**Short task**: Copy each line where the word "this" occurs.

* * *

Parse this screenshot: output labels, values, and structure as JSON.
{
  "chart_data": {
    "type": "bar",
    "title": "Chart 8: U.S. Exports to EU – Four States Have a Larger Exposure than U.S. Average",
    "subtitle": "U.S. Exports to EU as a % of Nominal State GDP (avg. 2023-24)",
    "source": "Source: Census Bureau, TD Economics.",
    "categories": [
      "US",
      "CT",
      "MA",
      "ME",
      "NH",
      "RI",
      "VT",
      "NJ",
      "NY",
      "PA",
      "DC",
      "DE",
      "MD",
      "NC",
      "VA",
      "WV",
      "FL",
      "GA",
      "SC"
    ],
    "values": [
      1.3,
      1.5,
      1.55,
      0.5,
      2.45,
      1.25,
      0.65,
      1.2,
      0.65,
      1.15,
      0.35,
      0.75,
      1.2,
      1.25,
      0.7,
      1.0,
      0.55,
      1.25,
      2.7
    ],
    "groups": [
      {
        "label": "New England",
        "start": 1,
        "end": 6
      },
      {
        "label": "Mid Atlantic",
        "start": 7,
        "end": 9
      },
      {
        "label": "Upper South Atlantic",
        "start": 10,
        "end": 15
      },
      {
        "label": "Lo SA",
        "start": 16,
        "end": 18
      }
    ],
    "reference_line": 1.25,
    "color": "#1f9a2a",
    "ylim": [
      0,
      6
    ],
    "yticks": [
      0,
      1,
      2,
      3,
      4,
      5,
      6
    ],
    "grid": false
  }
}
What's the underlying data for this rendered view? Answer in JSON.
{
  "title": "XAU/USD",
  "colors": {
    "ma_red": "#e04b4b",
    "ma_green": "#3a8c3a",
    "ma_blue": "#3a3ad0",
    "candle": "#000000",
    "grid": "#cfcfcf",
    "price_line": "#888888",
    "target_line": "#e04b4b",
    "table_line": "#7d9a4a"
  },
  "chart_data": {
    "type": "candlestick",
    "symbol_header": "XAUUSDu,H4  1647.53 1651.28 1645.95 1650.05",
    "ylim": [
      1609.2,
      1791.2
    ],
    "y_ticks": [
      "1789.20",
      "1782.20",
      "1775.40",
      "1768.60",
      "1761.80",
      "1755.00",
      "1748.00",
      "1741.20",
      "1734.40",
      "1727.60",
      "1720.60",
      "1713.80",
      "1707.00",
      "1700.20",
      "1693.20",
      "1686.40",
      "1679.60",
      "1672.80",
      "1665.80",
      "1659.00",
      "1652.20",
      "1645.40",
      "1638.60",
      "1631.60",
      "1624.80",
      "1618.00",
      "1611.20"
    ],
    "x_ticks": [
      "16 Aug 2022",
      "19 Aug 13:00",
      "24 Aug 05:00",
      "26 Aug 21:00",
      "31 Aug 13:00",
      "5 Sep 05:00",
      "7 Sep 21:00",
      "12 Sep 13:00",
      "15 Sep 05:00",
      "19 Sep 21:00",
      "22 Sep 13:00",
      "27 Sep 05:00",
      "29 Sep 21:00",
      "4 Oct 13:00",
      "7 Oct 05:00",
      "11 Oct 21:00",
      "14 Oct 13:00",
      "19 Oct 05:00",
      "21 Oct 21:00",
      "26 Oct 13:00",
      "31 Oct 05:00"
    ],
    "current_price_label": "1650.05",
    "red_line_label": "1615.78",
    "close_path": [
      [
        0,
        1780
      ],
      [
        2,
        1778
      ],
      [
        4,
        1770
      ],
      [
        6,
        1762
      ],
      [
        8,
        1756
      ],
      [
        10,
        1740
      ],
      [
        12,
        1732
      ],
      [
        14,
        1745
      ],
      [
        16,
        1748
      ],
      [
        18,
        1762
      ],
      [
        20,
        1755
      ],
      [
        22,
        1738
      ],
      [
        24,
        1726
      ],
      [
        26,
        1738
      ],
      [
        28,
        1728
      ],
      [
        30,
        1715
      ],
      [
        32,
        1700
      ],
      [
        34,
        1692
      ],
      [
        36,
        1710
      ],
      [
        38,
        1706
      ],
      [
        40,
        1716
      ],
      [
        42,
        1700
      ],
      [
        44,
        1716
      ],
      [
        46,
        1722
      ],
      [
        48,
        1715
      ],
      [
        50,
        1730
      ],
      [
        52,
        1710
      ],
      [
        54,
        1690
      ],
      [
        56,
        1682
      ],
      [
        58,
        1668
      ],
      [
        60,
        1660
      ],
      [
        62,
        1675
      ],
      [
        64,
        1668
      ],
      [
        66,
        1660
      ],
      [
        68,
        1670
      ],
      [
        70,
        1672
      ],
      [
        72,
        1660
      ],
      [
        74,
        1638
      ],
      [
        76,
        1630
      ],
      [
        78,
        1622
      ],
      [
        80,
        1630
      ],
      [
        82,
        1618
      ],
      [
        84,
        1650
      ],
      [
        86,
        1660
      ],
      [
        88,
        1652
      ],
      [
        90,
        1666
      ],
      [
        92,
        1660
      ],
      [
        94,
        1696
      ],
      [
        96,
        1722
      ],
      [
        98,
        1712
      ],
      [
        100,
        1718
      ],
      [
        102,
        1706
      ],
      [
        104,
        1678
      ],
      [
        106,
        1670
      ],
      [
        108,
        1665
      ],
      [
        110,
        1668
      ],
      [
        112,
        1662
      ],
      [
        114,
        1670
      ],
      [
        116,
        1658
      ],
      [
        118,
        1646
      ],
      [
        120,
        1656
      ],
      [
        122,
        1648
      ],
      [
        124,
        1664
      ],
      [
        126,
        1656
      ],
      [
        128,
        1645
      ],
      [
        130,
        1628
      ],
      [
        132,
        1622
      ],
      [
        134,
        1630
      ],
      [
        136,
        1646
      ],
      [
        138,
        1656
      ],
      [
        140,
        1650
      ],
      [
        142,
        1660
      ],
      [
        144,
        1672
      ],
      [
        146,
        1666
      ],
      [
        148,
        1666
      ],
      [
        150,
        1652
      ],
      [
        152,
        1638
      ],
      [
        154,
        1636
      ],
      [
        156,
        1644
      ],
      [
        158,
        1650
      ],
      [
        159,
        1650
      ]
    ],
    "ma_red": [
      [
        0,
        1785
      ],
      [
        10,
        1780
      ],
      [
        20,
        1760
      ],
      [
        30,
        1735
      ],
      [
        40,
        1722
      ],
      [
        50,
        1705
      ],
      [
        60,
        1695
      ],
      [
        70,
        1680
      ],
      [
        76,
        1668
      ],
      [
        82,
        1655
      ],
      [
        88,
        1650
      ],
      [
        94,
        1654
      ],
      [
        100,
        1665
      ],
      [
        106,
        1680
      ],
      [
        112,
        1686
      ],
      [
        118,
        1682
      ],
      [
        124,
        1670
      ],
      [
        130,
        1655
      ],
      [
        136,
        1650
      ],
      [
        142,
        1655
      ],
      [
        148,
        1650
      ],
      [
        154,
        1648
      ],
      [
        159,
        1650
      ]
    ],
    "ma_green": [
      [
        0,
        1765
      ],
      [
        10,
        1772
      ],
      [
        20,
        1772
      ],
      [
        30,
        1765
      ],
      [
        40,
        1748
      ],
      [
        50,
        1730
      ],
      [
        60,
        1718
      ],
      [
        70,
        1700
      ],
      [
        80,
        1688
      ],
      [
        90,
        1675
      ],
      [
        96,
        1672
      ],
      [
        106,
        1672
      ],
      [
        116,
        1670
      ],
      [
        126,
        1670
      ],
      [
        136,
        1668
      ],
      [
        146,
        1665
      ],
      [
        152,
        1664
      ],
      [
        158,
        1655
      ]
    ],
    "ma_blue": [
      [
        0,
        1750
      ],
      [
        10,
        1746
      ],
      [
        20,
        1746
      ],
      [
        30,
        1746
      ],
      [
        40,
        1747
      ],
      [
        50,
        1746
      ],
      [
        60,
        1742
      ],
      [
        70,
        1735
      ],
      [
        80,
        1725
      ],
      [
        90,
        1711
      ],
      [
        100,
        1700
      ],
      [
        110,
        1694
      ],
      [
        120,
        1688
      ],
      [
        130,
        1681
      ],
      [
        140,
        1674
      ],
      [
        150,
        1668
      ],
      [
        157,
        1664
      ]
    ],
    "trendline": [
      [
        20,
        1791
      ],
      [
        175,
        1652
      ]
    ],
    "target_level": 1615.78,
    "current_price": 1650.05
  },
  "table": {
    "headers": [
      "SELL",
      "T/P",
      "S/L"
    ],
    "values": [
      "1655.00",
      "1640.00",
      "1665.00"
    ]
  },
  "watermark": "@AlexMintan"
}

* * *

**Solved problem**:
Parse this screenshot: output labels, values, and structure as JSON.
What's the underlying data for this rendered view? Answer in JSON.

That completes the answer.